Digital Electronics: Number Systems and Conversions

Questions and Answers

What base does the decimal number system utilize?

• 10 (correct)
• 8
• 16
• 2

In a decimal number, what does the position of a digit to the left of the decimal point represent?

• An integer power of 10 (correct)
• An integer power of 2
• A fractional power of 10
• A negative power of 10

Which of the following is the primary reason the binary number system is used in digital electronics?

• It directly corresponds to the on/off states of electronic switches (correct)
• It is easier for humans to read
• It uses fewer digits than the decimal system
• It is more efficient mathematically

When converting the decimal number 27 to binary using the sum-of-weights method, which binary weights would be used?

16, 8, 2, 1 (B)

During the repeated division-by-2 method for decimal-to-binary conversion, when does the conversion proccess stop?

When the quotient is 0 (D)

If a decimal fraction like 0.625 is converted to binary using repeated multiplication by 2, what triggers the process to end?

When the fractional part is all zeros, or the desired number of decimal places is reached (A)

What is the sum of 1 + 1 in binary arithmetic?

10 (D)

When performing binary subtraction, what action is taken when a borrow is necessary from the next column to the left?

The current column becomes a 2, representing 10 in binary (C)

Which operation is equivalent to taking the 1's complement of a binary number?

Inverting all the bits in the number (A)

To find the 2's complement of a binary number, what two steps are performed?

Invert the bits, then add 1 (D)

Why are 1's and 2's complements important in digital systems?

To represent negative numbers and perform subtraction (B)

In signed number representation, what does the sign bit indicate?

Whether the number is positive or negative (A)

Which of the following is a drawback of the sign-magnitude representation?

It has two representations for zero (B)

In 2's complement representation with n bits, what is the range of values that can be represented?

$-2^{n-1}$ to $2^{n-1} - 1$ (B)

How is subtraction performed using 2's complement arithmetic?

By adding the 2's complement of the subtrahend to the minuend (A)

What condition indicates an overflow in 2's complement addition?

When the sign of the result is incorrect (C)

To perform the operation (+A) - (+B) in 2's complement arithmetic, what steps would you take?

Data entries
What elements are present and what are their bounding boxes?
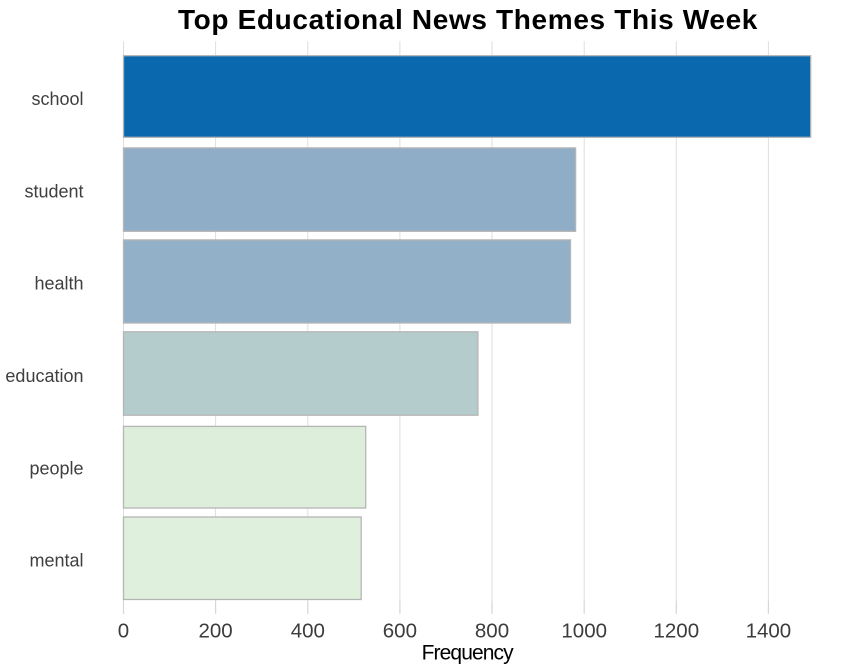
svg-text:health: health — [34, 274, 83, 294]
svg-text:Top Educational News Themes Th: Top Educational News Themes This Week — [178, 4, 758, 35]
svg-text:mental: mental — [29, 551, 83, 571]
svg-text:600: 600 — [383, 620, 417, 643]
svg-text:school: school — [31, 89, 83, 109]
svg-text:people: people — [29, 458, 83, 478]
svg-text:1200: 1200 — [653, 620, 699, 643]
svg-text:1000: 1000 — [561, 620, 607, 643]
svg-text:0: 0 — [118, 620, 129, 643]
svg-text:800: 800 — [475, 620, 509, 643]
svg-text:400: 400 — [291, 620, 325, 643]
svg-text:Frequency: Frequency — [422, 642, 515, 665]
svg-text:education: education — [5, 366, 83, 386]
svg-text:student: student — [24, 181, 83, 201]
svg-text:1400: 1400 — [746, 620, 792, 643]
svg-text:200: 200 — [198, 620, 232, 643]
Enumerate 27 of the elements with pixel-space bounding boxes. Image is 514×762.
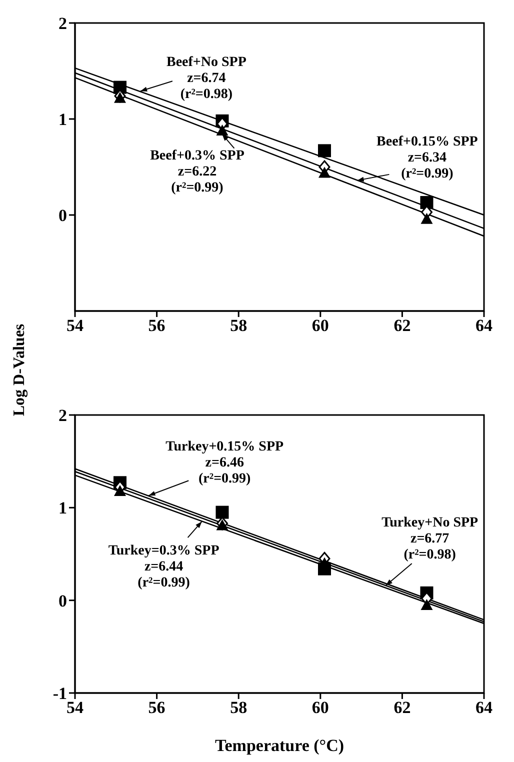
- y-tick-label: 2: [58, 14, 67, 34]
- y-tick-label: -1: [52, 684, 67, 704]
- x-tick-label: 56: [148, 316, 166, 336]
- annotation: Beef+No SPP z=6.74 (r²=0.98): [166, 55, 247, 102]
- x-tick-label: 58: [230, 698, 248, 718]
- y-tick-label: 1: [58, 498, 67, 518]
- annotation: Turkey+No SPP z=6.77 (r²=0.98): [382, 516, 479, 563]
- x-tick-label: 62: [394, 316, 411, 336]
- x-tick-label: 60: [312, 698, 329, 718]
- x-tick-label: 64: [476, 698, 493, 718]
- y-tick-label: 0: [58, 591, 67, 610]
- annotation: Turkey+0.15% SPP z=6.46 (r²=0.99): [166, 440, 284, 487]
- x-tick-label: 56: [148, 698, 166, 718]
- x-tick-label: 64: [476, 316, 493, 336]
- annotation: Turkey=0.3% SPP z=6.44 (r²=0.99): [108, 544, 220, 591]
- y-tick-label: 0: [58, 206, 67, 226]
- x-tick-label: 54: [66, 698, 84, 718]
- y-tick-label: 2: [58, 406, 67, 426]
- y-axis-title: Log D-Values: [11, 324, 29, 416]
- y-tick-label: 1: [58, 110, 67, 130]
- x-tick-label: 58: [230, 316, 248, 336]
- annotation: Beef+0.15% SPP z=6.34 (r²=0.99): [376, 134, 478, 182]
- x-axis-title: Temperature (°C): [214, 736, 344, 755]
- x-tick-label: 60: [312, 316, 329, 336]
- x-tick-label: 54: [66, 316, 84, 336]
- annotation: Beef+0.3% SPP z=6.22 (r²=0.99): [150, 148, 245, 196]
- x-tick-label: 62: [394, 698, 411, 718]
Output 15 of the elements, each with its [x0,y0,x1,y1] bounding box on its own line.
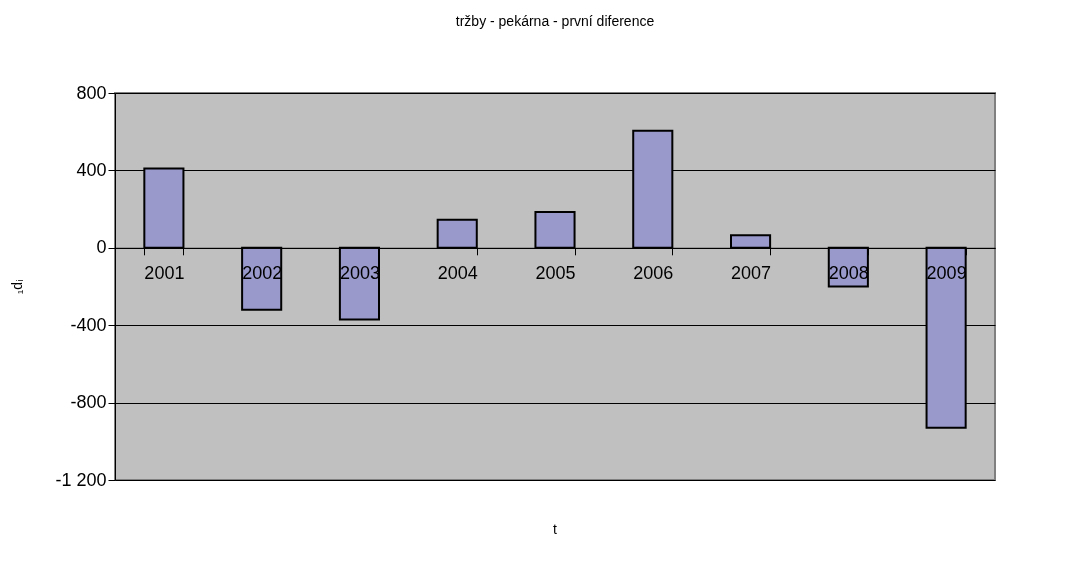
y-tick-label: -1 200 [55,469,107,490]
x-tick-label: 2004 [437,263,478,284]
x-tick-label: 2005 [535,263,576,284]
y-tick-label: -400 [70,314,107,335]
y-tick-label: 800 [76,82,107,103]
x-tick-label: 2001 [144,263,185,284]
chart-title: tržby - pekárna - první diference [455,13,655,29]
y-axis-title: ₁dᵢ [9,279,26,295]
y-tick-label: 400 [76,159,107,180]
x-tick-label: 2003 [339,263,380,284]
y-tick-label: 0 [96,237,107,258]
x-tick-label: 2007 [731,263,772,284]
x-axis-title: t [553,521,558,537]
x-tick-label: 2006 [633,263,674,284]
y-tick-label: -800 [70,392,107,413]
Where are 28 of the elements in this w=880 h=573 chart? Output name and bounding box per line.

Actions to take ::
(1) Answer these from the number systems quiz:
(a) What is 1 + 1 in binary arithmetic?
(b) Which drawback of sign-magnitude representation does it name?
(c) In the repeated division-by-2 method, when does the conversion stop?
(2) Pick up the number systems quiz after its final line and continue it in the same question-and-answer format.

Outputs for the tasks ::
(1)
(a) 10
(b) It has two representations for zero.
(c) When the quotient is 0.

(2)
Take the 2's complement of B and add it to A (D)

What is the result of adding two negative numbers in 2's complement form, and a carry occurs out of the sign bit?

The result is correct, and the carry bit should be discarded (A)

When performing arithmetic operations with signed binary numbers, which representation automatically provides the correct result in its complement form for negative numbers without additional conversion steps post-operation?

2's complement (C)

Given two n-bit binary numbers in 2’s complement form, what condition unequivocally signals an overflow during addition?

Disagreement between the carry-in and carry-out of the sign bit position. (B)

What is the largest decimal number that can be represented using an 8-bit unsigned binary number?

255 (B)

Using an 8-bit signed representation, what is the binary representation of -128 in 2's complement?

10000000 (C)

When converting the decimal number 65 to its binary equivalent, what is the resulting binary number?

01000001 (A)

If you have the binary number 11001100, what is its decimal equivalent if interpreted as an unsigned integer?

204 (A)

Given that you are using a full adder circuit, which of the following inputs will produce a 'Sum' output of 1 and a 'Carry out' of 1?

A = 1, B = 1, Cin = 1 (C)

What is the output 'Difference' and 'Borrow' of a half-subtractor when A = 0 and B = 1 are applied?

Difference = 1, Borrow = 1 (A)

What describes overflow condition with signed numbers using 2's complement arithmetic?

The carry into the sign bit and the carry out of the sign bit are not equal (C)

Given two binary numbers $A = 0101$ and $B = 0011$, what is the result of $A \times B$?

00001111 (D)

Given the binary numbers $A = 110$ and $B = 10$, what is A / B?

11 (D)

What determines whether the leftmost bit in a signed binary number indicates positive or negative?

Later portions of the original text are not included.